##### Record set #####

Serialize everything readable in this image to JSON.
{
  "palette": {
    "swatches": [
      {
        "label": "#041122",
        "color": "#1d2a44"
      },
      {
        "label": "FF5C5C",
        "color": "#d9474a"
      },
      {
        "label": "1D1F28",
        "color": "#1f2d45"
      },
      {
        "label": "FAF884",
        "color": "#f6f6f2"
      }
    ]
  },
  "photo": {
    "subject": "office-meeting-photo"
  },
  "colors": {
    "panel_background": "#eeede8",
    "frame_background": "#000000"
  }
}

#####

• **The exercise**
Copy all of the data. Keep every word exactly as it is.

• **Solution to this task**
Serialize everything readable in this image to JSON.
{
  "palette": {
    "swatches": [
      {
        "label": "#041122",
        "color": "#1d2a44"
      },
      {
        "label": "FF5C5C",
        "color": "#d9474a"
      },
      {
        "label": "1D1F28",
        "color": "#1f2d45"
      },
      {
        "label": "FAF884",
        "color": "#f6f6f2"
      }
    ]
  },
  "photo": {
    "subject": "office-meeting-photo"
  },
  "colors": {
    "panel_background": "#eeede8",
    "frame_background": "#000000"
  }
}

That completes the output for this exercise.